** Start TASK INPUTS **

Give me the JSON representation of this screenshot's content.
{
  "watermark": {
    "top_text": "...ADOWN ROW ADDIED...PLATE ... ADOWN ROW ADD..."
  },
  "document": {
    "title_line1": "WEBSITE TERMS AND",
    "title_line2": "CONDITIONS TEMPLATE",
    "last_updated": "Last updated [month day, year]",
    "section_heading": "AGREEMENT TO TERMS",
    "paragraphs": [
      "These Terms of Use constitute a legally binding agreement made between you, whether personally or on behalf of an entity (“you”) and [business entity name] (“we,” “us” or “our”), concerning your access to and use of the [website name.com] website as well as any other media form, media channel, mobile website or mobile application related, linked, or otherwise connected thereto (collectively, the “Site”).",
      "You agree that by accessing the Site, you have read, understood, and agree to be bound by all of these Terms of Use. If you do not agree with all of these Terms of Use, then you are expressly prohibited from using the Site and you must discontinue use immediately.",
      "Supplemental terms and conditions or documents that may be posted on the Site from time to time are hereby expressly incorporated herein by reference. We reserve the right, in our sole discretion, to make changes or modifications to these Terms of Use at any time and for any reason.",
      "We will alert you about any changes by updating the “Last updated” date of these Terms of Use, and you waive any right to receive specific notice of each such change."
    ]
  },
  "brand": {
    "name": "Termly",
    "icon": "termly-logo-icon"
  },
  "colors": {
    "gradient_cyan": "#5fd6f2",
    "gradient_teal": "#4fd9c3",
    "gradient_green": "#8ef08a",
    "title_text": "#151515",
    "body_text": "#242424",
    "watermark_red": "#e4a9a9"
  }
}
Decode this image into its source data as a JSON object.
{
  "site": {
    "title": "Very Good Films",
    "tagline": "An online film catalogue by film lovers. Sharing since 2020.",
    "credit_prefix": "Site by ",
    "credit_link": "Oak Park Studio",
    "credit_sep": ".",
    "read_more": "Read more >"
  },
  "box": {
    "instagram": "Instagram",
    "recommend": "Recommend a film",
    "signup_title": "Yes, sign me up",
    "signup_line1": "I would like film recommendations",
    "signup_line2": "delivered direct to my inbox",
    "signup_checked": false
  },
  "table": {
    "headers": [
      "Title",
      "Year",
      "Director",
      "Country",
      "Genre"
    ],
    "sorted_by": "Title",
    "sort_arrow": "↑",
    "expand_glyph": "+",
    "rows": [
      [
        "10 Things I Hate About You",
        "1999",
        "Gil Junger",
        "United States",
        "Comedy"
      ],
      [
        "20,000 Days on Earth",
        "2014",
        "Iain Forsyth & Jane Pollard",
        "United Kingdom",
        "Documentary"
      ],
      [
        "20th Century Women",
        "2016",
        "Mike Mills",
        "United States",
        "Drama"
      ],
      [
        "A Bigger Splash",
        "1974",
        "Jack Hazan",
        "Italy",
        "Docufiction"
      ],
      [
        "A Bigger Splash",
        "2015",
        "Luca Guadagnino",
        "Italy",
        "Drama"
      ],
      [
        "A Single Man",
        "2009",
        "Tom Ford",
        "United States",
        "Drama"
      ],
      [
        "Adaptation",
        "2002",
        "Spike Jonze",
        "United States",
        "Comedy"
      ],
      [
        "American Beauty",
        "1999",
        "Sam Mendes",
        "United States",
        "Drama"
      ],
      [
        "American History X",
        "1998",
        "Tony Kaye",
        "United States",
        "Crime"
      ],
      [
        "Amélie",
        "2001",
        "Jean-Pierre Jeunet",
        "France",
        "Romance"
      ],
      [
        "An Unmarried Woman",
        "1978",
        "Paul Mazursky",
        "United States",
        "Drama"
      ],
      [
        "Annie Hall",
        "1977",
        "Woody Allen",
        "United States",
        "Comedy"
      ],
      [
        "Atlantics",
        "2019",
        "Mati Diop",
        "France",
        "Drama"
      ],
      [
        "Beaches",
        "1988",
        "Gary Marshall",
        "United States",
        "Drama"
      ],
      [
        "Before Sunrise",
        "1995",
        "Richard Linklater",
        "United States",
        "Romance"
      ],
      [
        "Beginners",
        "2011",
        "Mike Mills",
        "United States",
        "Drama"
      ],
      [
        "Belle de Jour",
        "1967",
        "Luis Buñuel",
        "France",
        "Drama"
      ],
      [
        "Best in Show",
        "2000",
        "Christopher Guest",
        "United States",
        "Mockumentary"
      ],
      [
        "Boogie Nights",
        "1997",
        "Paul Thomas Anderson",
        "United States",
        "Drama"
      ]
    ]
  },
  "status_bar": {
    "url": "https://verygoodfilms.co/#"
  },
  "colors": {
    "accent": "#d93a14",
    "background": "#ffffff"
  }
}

** End TASK INPUTS **

> [OBJECTIVE]: Give only the number of lines in the entries above that contain the string "updated".

> [REPLY TO THE EXERCISE]: 2